** Begin Recorded information **

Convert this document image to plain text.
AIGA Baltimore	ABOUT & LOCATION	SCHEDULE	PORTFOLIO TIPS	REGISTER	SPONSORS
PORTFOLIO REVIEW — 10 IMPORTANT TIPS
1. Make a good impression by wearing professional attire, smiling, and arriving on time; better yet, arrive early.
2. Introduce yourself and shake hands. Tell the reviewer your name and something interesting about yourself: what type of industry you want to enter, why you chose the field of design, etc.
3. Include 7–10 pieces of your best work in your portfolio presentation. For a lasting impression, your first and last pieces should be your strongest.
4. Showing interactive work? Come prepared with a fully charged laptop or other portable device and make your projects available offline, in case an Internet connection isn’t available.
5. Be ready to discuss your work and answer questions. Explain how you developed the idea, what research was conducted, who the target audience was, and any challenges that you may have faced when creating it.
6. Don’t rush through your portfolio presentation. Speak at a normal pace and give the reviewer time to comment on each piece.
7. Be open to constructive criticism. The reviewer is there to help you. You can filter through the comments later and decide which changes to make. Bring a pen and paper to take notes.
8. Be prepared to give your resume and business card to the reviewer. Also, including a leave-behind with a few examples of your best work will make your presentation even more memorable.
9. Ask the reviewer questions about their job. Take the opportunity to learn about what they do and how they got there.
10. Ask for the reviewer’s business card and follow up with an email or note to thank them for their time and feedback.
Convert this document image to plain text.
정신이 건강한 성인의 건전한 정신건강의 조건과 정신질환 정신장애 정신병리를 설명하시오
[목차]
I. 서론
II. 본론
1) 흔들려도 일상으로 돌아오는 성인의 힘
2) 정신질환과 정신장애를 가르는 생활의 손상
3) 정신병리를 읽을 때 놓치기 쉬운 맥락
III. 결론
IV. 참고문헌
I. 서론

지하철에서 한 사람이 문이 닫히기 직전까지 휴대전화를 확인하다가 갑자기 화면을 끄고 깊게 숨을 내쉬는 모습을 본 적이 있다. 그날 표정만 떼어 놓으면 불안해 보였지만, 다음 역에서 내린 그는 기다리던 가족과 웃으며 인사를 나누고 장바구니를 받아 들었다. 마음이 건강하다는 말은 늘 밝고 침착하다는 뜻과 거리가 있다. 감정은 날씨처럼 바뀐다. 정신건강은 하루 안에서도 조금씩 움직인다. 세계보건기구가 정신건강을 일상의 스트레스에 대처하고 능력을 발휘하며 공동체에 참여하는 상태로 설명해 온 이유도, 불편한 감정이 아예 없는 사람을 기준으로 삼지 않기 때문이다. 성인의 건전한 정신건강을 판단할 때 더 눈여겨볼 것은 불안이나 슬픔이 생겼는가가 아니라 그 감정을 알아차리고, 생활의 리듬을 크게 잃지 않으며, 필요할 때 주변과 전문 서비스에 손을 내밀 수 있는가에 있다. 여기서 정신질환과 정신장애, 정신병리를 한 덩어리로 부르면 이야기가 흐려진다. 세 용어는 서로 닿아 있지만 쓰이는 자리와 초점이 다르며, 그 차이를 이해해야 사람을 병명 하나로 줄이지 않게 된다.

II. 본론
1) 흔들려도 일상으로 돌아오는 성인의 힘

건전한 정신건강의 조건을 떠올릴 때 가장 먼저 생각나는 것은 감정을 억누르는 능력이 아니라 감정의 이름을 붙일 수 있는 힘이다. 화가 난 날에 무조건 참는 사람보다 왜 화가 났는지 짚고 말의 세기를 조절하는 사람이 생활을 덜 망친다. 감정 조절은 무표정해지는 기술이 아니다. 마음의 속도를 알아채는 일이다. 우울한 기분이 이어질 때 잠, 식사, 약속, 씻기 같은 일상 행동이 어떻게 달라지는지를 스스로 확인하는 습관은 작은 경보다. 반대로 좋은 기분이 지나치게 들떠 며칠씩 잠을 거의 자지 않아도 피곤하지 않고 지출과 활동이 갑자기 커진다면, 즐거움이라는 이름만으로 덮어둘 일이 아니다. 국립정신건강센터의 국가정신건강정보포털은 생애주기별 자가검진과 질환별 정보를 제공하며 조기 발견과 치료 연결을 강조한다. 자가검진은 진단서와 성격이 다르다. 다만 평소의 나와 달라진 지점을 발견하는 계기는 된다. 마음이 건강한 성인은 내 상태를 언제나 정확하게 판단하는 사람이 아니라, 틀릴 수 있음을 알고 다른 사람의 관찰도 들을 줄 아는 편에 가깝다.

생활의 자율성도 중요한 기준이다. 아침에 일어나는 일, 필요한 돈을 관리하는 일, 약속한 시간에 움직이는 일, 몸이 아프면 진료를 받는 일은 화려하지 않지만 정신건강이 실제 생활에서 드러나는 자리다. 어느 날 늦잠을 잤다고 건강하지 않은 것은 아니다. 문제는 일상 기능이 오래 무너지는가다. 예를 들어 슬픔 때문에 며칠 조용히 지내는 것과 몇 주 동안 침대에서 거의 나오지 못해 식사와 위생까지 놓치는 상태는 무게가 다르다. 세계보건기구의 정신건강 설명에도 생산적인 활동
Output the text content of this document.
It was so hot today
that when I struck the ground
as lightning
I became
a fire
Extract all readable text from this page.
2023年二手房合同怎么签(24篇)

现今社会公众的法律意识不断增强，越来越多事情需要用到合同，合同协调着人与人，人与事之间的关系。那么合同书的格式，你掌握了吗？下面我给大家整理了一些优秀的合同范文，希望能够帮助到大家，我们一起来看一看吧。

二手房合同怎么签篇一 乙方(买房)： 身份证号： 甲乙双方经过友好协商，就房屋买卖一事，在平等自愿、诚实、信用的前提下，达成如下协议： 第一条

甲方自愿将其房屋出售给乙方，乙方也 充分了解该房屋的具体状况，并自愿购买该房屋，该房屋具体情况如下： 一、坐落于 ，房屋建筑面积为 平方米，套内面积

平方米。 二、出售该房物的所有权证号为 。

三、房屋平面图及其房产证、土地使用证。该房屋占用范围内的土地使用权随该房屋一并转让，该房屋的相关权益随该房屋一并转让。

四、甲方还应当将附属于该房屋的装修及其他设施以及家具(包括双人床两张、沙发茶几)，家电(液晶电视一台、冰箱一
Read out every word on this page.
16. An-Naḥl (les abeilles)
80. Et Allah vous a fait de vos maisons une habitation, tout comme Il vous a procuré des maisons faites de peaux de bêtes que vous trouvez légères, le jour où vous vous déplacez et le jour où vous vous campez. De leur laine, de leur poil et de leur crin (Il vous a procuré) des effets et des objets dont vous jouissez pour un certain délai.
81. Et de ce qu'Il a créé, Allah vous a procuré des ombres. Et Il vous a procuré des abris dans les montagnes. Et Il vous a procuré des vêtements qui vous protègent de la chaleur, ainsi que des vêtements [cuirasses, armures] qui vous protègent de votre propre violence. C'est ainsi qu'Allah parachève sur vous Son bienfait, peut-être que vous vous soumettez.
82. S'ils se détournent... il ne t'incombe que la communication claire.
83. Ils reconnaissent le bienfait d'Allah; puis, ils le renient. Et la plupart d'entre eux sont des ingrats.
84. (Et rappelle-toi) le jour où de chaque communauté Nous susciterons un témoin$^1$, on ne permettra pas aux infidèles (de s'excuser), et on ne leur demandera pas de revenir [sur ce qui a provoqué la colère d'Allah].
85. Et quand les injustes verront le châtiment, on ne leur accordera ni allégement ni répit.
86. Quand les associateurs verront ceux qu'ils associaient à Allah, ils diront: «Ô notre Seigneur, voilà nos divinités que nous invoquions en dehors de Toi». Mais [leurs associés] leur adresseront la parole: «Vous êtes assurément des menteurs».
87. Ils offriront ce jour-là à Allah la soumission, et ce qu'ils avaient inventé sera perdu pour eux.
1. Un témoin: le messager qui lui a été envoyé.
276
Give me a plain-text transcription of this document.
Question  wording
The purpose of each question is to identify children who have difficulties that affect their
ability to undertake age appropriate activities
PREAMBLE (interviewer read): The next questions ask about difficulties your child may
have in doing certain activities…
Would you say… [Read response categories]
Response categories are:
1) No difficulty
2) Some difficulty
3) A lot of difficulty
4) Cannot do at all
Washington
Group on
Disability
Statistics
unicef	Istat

** End Recorded information **

* [Prompt] Consider the entries above and return each line with the string "impression".

* [Result of this task]
1. Make a good impression by wearing professional attire, smiling, and arriving on time; better yet, arrive early.
3. Include 7–10 pieces of your best work in your portfolio presentation. For a lasting impression, your first and last pieces should be your strongest.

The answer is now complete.